• **STUDY TEXT**:
>>

Academic Metrics Visualization

Metrics

Metrics. It's not a word we academics like to hear, but we are evaluated on metrics. We are evaluated by other academics in different fields as well as by the "suits" that have infiltrated the academy. They obviously cannot dig as deeply into scholarly output that is outside of our field. So publication metrics are likely a necessary evil that is here to stay.

Given their staying power, there is value in understanding your own publication metrics better than your evaluators. Understanding the evolution of metrics like the Hirsch, or h, index can help you prioritize the types of projects where you spend your time in order to make sure that your scholarly output is deemed impressive by your evaluators. This toolkit enables you to visualize your publication metrics in several ways based on manual data snapshots that you take from Google scholar

Hirsch Plots

The infamous h-index is based on the Hirsch plot, a plot of your publications' citations on their rankings by number of citations (in descending order, where 1 is your most highly cited publication and n is your lowest).

<<

• **Stored entries**:
>>

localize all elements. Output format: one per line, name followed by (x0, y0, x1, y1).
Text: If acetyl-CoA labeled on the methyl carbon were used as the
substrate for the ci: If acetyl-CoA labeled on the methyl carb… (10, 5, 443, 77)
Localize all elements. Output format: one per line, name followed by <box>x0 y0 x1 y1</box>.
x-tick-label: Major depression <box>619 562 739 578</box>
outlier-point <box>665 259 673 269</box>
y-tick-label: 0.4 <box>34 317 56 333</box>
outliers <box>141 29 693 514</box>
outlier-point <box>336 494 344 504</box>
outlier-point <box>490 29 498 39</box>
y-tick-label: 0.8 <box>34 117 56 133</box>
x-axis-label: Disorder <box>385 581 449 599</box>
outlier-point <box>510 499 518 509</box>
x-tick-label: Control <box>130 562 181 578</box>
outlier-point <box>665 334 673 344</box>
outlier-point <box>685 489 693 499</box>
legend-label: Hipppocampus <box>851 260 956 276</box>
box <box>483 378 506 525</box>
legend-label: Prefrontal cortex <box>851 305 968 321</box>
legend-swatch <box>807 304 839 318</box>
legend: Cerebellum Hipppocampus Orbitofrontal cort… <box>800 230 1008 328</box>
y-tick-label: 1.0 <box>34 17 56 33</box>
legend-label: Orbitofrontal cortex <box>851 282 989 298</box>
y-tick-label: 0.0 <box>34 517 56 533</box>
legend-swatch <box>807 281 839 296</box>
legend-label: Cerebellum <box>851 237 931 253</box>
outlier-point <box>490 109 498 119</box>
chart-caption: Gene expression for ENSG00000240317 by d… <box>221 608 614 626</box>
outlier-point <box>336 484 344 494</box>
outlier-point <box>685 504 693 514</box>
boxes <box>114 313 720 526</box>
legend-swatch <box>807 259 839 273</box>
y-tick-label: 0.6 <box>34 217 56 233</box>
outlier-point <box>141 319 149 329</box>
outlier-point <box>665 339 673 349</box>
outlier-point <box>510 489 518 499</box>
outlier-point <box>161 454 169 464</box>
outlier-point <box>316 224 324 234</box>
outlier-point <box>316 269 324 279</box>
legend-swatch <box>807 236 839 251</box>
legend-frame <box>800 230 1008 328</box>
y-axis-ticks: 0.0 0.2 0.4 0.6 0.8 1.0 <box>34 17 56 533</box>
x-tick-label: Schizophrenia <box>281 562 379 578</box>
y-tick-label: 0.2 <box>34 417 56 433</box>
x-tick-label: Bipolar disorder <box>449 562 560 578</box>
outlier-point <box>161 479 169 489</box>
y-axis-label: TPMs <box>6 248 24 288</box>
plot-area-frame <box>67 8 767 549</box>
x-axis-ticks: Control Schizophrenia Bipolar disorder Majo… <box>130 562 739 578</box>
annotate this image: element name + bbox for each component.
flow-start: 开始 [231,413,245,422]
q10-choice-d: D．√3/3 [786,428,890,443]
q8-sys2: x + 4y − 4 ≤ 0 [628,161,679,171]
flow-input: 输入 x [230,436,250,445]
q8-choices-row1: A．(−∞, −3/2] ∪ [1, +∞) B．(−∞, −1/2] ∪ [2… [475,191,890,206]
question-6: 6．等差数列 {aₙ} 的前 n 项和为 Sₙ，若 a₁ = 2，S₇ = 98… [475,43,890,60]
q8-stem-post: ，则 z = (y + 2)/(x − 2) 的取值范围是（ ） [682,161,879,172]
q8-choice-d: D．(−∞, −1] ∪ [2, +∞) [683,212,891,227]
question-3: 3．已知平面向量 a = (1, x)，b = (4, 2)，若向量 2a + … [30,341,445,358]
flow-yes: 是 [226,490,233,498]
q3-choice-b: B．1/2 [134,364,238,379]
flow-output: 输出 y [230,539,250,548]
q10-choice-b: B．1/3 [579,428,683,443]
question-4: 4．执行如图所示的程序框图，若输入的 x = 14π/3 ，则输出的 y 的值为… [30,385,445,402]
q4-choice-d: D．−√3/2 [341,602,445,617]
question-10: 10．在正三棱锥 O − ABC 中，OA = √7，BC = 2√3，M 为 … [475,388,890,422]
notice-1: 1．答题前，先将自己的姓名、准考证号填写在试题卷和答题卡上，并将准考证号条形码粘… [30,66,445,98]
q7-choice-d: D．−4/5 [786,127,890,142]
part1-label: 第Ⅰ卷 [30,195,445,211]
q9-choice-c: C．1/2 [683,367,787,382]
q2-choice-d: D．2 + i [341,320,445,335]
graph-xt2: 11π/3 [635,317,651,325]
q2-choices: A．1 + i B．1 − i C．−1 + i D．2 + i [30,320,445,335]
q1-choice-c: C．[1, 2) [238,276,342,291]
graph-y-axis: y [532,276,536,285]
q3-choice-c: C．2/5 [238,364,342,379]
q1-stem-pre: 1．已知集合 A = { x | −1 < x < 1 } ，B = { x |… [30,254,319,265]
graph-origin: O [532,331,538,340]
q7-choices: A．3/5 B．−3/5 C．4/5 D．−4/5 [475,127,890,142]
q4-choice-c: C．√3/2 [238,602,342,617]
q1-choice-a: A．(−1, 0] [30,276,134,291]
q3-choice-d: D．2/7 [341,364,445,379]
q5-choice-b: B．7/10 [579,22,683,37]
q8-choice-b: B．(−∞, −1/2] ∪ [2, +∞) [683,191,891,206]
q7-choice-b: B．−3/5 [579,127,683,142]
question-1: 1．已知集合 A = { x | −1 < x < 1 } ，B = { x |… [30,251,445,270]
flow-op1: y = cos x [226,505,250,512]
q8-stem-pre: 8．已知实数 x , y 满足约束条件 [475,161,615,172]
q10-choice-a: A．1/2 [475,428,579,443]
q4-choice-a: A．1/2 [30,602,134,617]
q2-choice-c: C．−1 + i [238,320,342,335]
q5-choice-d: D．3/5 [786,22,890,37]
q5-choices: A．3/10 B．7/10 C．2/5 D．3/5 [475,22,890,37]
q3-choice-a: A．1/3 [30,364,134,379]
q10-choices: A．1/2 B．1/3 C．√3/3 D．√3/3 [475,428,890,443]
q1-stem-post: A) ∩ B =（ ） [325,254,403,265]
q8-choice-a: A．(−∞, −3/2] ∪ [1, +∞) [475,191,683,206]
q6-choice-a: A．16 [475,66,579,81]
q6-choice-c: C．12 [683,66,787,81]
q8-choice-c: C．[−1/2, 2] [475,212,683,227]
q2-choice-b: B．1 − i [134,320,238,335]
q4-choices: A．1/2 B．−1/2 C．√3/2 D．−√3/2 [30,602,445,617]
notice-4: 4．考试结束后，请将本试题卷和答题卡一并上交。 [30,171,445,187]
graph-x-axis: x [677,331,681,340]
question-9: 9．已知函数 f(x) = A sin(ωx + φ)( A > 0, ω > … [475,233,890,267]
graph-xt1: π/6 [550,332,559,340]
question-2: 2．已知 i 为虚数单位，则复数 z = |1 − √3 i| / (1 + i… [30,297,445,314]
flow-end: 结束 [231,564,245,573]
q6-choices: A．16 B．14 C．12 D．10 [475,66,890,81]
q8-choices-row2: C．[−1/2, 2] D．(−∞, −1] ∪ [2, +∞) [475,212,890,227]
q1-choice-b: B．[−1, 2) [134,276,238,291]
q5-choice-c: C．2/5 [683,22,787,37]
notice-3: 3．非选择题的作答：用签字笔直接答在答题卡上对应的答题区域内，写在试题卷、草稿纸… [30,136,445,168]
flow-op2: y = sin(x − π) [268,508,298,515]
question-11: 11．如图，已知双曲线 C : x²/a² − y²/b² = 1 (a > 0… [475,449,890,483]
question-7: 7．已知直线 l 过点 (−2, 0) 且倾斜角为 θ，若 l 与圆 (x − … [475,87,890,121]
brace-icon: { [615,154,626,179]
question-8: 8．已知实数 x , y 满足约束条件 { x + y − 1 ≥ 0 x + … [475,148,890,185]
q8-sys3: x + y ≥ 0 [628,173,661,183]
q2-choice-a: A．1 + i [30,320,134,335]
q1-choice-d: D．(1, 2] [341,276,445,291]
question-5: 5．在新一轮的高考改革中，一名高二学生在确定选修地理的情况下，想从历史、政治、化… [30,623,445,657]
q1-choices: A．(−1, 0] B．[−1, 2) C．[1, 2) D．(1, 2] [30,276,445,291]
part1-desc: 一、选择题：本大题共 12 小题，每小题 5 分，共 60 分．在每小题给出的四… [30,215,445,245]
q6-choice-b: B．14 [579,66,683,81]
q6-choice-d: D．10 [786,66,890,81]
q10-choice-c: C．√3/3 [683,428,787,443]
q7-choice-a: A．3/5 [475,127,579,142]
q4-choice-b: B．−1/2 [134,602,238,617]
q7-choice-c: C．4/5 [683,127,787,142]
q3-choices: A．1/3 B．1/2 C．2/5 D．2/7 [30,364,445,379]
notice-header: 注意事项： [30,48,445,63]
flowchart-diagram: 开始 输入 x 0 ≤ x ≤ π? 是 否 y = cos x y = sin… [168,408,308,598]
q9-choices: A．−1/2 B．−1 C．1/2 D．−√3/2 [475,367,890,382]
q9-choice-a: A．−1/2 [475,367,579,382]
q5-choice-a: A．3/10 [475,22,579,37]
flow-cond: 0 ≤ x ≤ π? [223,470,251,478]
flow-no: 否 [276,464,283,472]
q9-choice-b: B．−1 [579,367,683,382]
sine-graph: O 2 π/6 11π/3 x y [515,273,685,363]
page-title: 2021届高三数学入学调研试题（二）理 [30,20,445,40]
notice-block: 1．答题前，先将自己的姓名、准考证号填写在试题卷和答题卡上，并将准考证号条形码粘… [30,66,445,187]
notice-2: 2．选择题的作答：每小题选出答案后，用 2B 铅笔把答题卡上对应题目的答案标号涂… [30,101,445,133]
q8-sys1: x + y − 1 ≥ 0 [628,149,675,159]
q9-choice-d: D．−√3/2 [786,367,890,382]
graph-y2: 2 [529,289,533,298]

<<

• **WHAT THE EXERCISE ASKS**: Please reproduce the passage of the academic metrics text word for word, from "The infamous h-index" down to "is your lowest).".

• **TASK ANSWER**:
The infamous h-index is based on the Hirsch plot, a plot of your publications' citations on their rankings by number of citations (in descending order, where 1 is your most highly cited publication and n is your lowest).